Recast the lines below as a Markdown table with the columns Row and Line Text, numbering each line and skipping blank ones. Omit the pictures from the table.
------------------------
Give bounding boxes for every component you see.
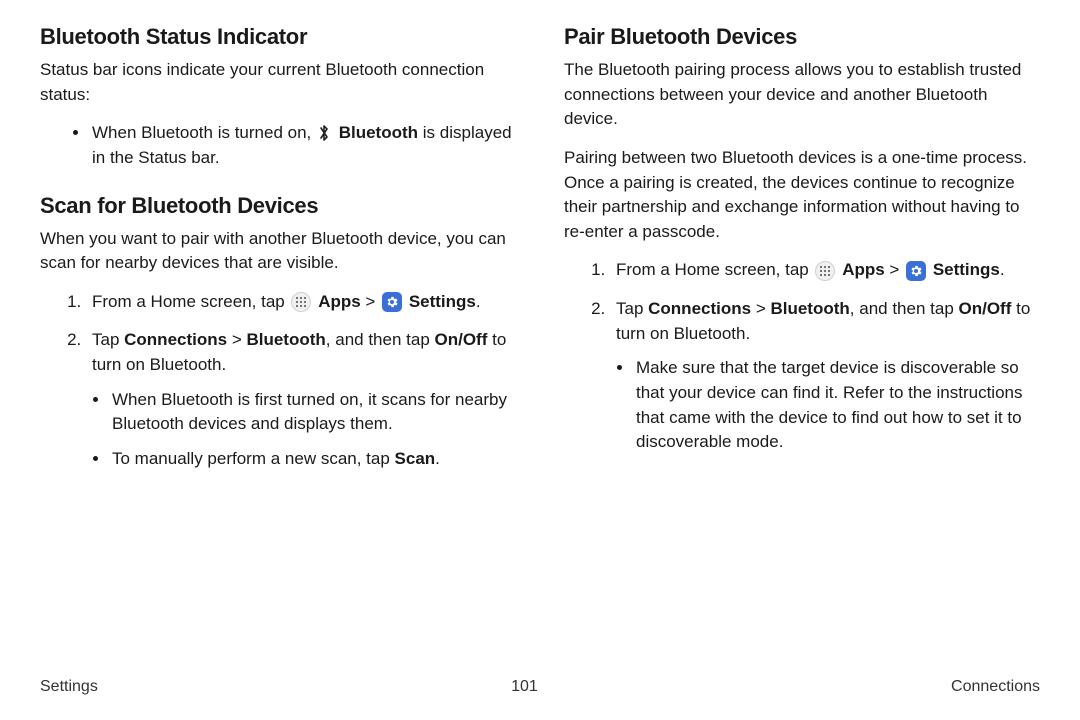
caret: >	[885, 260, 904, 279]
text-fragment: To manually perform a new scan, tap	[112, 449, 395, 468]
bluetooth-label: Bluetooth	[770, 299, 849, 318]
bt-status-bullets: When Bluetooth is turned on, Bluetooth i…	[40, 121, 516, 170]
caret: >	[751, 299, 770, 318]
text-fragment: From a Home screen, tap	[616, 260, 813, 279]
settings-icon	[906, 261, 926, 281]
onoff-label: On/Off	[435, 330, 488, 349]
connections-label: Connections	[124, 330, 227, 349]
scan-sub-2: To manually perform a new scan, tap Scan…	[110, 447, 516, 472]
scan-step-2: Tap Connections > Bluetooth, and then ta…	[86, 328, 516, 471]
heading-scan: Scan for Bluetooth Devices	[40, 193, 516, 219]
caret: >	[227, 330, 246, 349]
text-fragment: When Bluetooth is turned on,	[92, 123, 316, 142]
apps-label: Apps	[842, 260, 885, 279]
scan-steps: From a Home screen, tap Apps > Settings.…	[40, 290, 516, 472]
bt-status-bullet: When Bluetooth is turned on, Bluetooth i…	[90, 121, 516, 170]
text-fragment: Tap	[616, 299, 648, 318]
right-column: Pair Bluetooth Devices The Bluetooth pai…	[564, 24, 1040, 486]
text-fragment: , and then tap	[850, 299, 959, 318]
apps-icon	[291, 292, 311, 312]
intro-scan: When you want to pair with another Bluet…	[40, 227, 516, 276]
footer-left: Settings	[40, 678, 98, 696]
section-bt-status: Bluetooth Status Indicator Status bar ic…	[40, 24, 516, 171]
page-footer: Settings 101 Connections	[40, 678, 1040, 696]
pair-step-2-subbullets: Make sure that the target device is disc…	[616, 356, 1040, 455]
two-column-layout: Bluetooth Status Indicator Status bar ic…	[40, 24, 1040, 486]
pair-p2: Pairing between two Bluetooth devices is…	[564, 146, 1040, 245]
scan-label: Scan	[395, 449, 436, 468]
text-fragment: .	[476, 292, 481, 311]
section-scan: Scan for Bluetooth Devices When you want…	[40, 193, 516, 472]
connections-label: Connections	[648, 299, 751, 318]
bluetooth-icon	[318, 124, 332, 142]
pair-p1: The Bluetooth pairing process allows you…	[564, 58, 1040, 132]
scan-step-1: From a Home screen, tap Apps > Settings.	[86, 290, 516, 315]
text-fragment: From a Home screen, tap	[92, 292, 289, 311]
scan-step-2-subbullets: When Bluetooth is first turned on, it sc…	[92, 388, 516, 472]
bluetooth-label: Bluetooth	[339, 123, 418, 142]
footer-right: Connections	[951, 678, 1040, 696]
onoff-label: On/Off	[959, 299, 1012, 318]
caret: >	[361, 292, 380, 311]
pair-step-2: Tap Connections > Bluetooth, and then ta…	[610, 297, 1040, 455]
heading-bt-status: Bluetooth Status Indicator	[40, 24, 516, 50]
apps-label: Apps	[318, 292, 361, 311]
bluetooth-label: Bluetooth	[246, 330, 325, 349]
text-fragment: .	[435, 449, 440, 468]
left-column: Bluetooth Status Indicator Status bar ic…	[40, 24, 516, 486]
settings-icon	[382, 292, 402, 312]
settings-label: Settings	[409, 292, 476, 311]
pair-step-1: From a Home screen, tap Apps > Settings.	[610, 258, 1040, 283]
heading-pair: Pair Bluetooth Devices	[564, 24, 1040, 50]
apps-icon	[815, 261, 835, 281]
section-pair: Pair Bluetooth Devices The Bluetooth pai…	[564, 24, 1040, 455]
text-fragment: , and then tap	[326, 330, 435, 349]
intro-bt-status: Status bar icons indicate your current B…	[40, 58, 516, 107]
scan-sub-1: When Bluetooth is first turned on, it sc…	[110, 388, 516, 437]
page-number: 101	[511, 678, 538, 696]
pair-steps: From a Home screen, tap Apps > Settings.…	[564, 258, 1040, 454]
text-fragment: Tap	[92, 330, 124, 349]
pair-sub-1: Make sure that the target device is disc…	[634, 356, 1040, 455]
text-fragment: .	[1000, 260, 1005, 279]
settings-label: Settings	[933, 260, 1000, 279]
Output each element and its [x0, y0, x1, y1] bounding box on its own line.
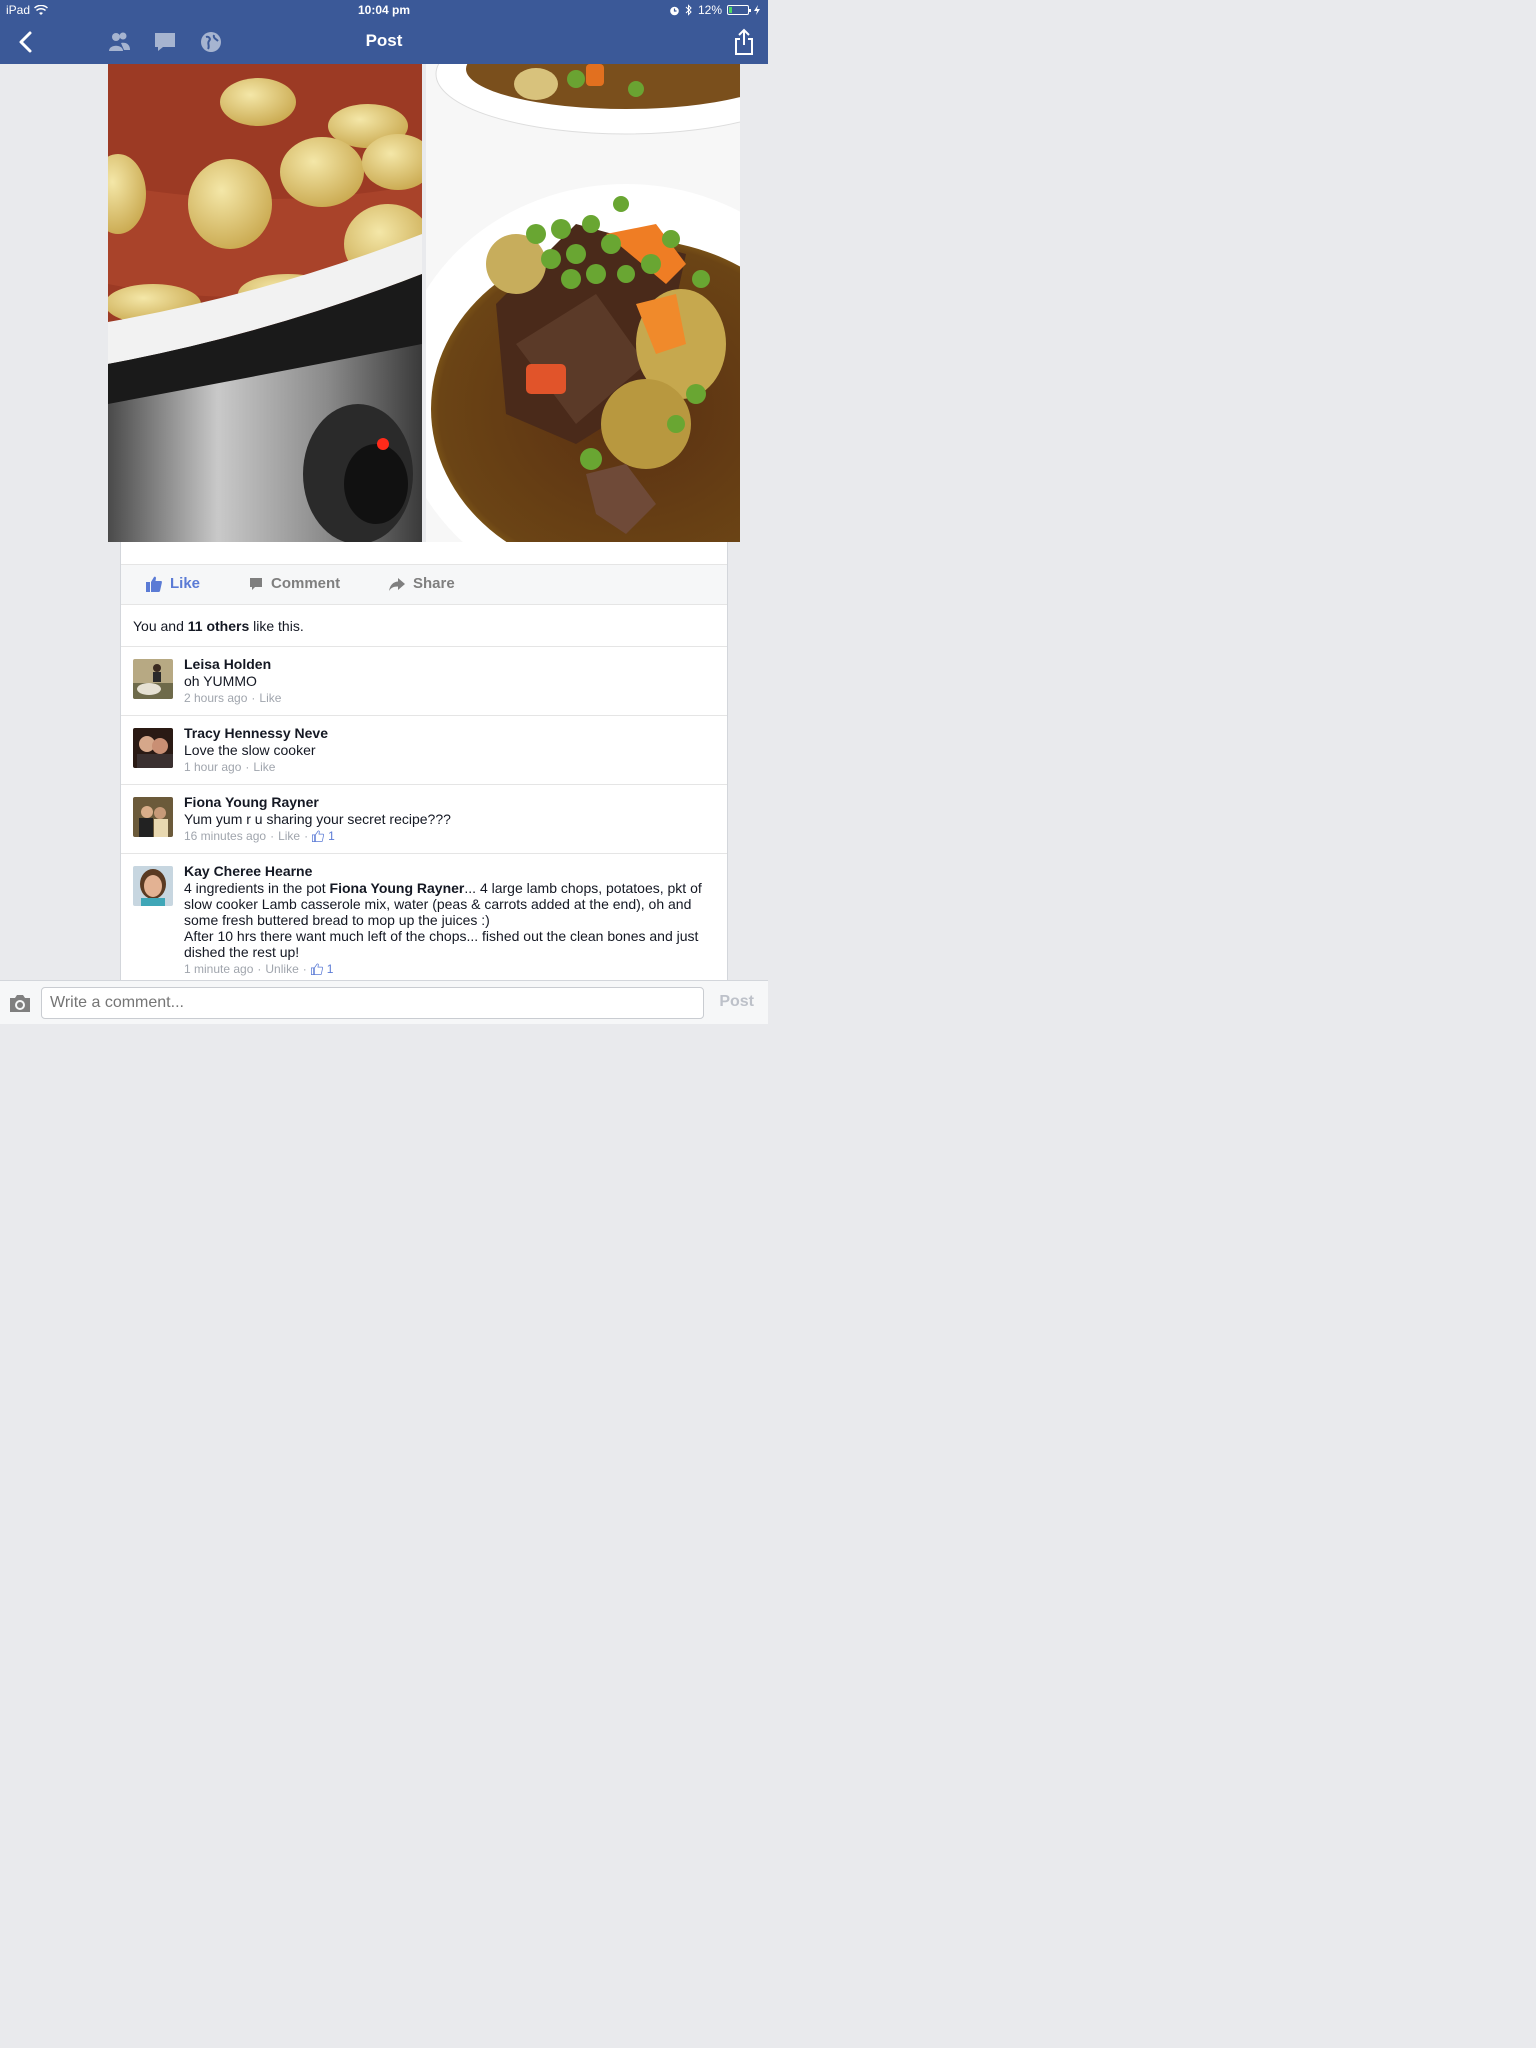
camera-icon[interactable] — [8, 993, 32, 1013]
------------------------
=== TASK SOLUTION ===
| Row | Line Text |
|---|---|
| 1 | Give bounding boxes for every component you see. |
| 2 | caret: >	[885, 260, 904, 279] |
| 3 | text-fragment: To manually perform a new scan, tap	[112, 449, 395, 468] |
| 4 | bluetooth-label: Bluetooth	[770, 299, 849, 318] |
| 5 | bt-status-bullets: When Bluetooth is turned on, Bluetooth i…	[40, 121, 516, 170] |
| 6 | caret: >	[751, 299, 770, 318] |
| 7 | text-fragment: From a Home screen, tap	[616, 260, 813, 279] |
| 8 | settings-icon	[906, 261, 926, 281] |
| 9 | onoff-label: On/Off	[435, 330, 488, 349] |
| 10 | connections-label: Connections	[124, 330, 227, 349] |
| 11 | scan-sub-2: To manually perform a new scan, tap Scan…	[110, 447, 516, 472] |
| 12 | scan-step-2: Tap Connections > Bluetooth, and then ta…	[86, 328, 516, 471] |
| 13 | heading-scan: Scan for Bluetooth Devices	[40, 193, 516, 219] |
| 14 | caret: >	[227, 330, 246, 349] |
| 15 | text-fragment: When Bluetooth is turned on,	[92, 123, 316, 142] |
| 16 | apps-label: Apps	[842, 260, 885, 279] |
| 17 | scan-steps: From a Home screen, tap Apps > Settings.…	[40, 290, 516, 472] |
| 18 | bt-status-bullet: When Bluetooth is turned on, Bluetooth i…	[90, 121, 516, 170] |
| 19 | text-fragment: Tap	[616, 299, 648, 318] |
| 20 | right-column: Pair Bluetooth Devices The Bluetooth pai…	[564, 24, 1040, 486] |
| 21 | text-fragment: , and then tap	[850, 299, 959, 318] |
| 22 | apps-icon	[291, 292, 311, 312] |
| 23 | intro-scan: When you want to pair with another Bluet…	[40, 227, 516, 276] |
| 24 | footer-left: Settings	[40, 678, 98, 696] |
| 25 | section-bt-status: Bluetooth Status Indicator Status bar ic…	[40, 24, 516, 171] |
| 26 | page-footer: Settings 101 Connections	[40, 678, 1040, 696] |
| 27 | pair-step-2-subbullets: Make sure that the target device is disc…	[616, 356, 1040, 455] |
| 28 | two-column-layout: Bluetooth Status Indicator Status bar ic…	[40, 24, 1040, 486] |
| 29 | pair-p2: Pairing between two Bluetooth devices is…	[564, 146, 1040, 245] |
| 30 | scan-label: Scan	[395, 449, 436, 468] |
| 31 | text-fragment: .	[476, 292, 481, 311] |
| 32 | section-scan: Scan for Bluetooth Devices When you want…	[40, 193, 516, 472] |
| 33 | connections-label: Connections	[648, 299, 751, 318] |
| 34 | bluetooth-icon	[318, 124, 332, 142] |
| 35 | pair-p1: The Bluetooth pairing process allows you…	[564, 58, 1040, 132] |
| 36 | scan-step-1: From a Home screen, tap Apps > Settings.	[86, 290, 516, 315] |
| 37 | text-fragment: From a Home screen, tap	[92, 292, 289, 311] |
| 38 | scan-step-2-subbullets: When Bluetooth is first turned on, it sc…	[92, 388, 516, 472] |
| 39 | bluetooth-label: Bluetooth	[339, 123, 418, 142] |
| 40 | footer-right: Connections	[951, 678, 1040, 696] |
| 41 | onoff-label: On/Off	[959, 299, 1012, 318] |
| 42 | caret: >	[361, 292, 380, 311] |
| 43 | pair-step-2: Tap Connections > Bluetooth, and then ta…	[610, 297, 1040, 455] |
| 44 | heading-bt-status: Bluetooth Status Indicator	[40, 24, 516, 50] |
| 45 | apps-label: Apps	[318, 292, 361, 311] |
| 46 | bluetooth-label: Bluetooth	[246, 330, 325, 349] |
| 47 | text-fragment: .	[435, 449, 440, 468] |
| 48 | left-column: Bluetooth Status Indicator Status bar ic…	[40, 24, 516, 486] |
| 49 | settings-icon	[382, 292, 402, 312] |
| 50 | settings-label: Settings	[409, 292, 476, 311] |
| 51 | pair-step-1: From a Home screen, tap Apps > Settings.	[610, 258, 1040, 283] |
| 52 | heading-pair: Pair Bluetooth Devices	[564, 24, 1040, 50] |
| 53 | apps-icon	[815, 261, 835, 281] |
| 54 | section-pair: Pair Bluetooth Devices The Bluetooth pai…	[564, 24, 1040, 455] |
| 55 | text-fragment: , and then tap	[326, 330, 435, 349] |
| 56 | intro-bt-status: Status bar icons indicate your current B…	[40, 58, 516, 107] |
| 57 | scan-sub-1: When Bluetooth is first turned on, it sc…	[110, 388, 516, 437] |
| 58 | page-number: 101	[511, 678, 538, 696] |
| 59 | pair-steps: From a Home screen, tap Apps > Settings.…	[564, 258, 1040, 454] |
| 60 | text-fragment: Tap	[92, 330, 124, 349] |
| 61 | pair-sub-1: Make sure that the target device is disc…	[634, 356, 1040, 455] |
| 62 | text-fragment: .	[1000, 260, 1005, 279] |
| 63 | settings-label: Settings	[933, 260, 1000, 279] |
| 64 | Output each element and its [x0, y0, x1, y1] bounding box on its own line. |
| 65 | camera-icon[interactable] — [8, 993, 32, 1013] |